Records shown:
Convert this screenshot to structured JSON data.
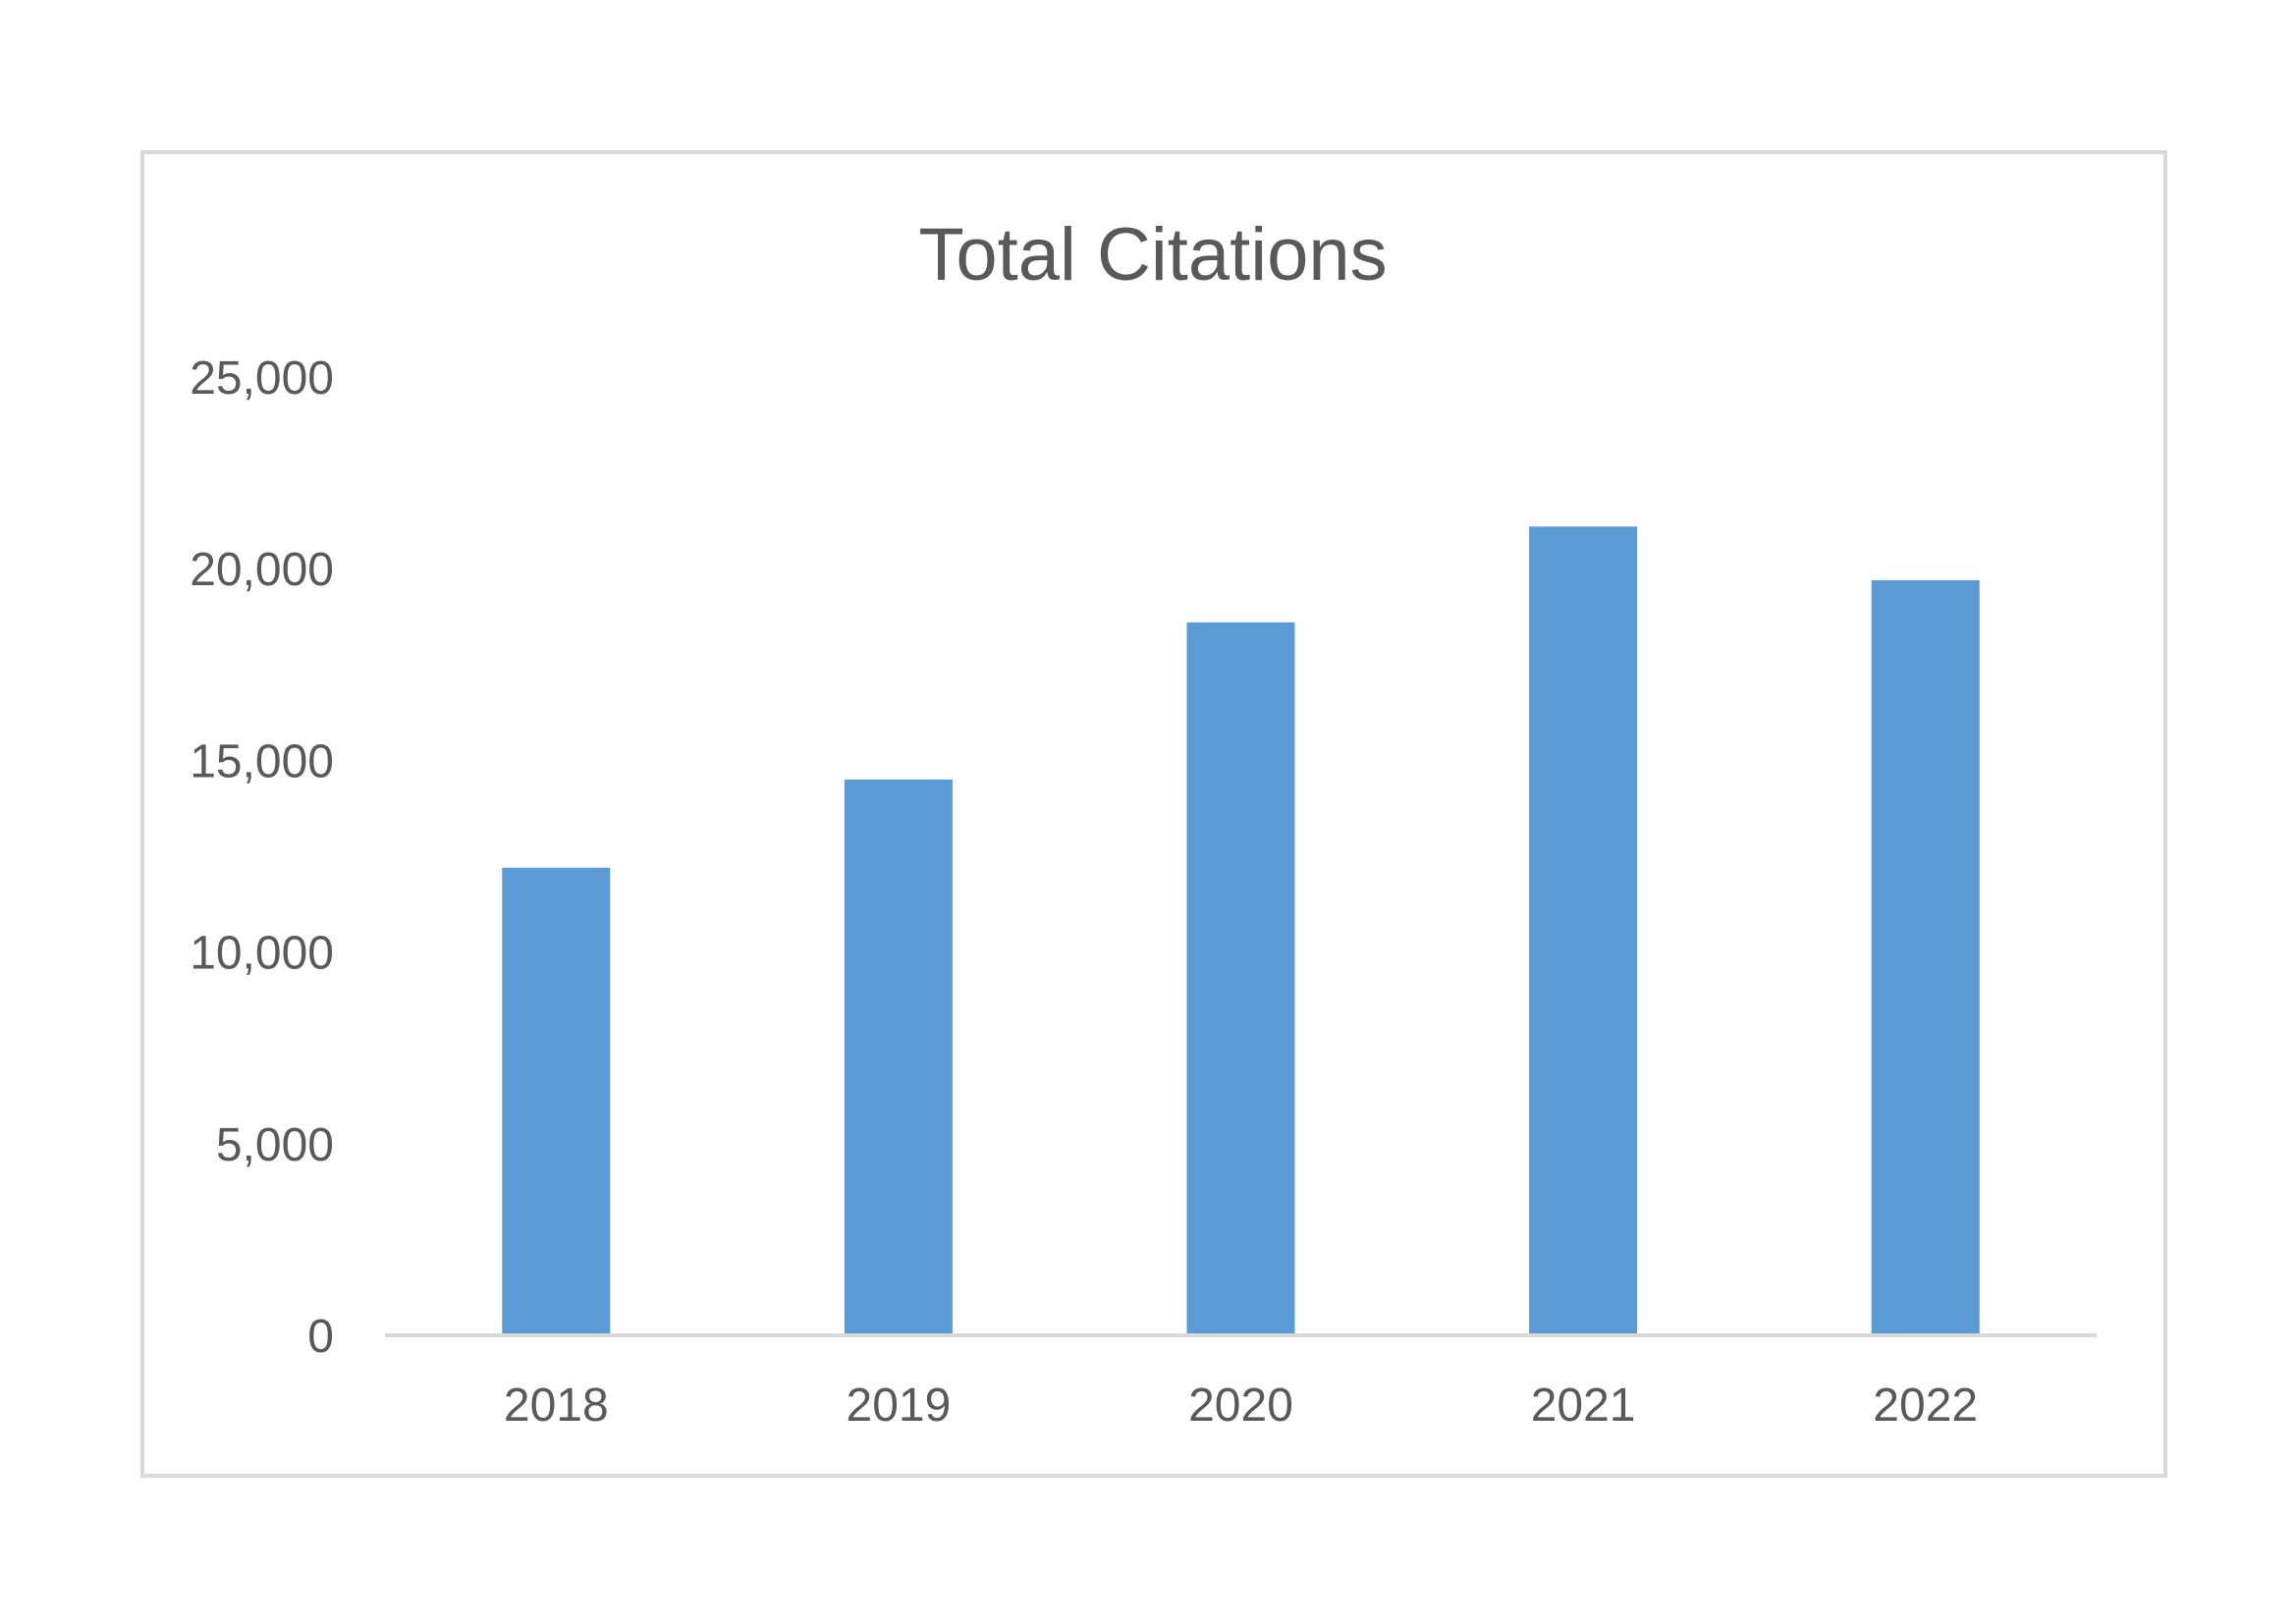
{
  "chart_data": {
    "type": "bar",
    "title": "Total Citations",
    "xlabel": "",
    "ylabel": "",
    "categories": [
      "2018",
      "2019",
      "2020",
      "2021",
      "2022"
    ],
    "values": [
      12200,
      14500,
      18600,
      21100,
      19700
    ],
    "ylim": [
      0,
      25000
    ],
    "yticks": [
      0,
      5000,
      10000,
      15000,
      20000,
      25000
    ],
    "ytick_labels": [
      "0",
      "5,000",
      "10,000",
      "15,000",
      "20,000",
      "25,000"
    ],
    "grid": false,
    "legend": "none",
    "colors": {
      "bar": "#5b9bd5",
      "axis": "#d9d9d9",
      "text": "#595959",
      "frame": "#d9d9d9"
    }
  }
}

What is needed:
Write out the material above once more, exactly as it reads, with no pictures.

Complete output:
Convert this screenshot to structured JSON data.
{
  "chart_data": {
    "type": "bar",
    "title": "Total Citations",
    "xlabel": "",
    "ylabel": "",
    "categories": [
      "2018",
      "2019",
      "2020",
      "2021",
      "2022"
    ],
    "values": [
      12200,
      14500,
      18600,
      21100,
      19700
    ],
    "ylim": [
      0,
      25000
    ],
    "yticks": [
      0,
      5000,
      10000,
      15000,
      20000,
      25000
    ],
    "ytick_labels": [
      "0",
      "5,000",
      "10,000",
      "15,000",
      "20,000",
      "25,000"
    ],
    "grid": false,
    "legend": "none",
    "colors": {
      "bar": "#5b9bd5",
      "axis": "#d9d9d9",
      "text": "#595959",
      "frame": "#d9d9d9"
    }
  }
}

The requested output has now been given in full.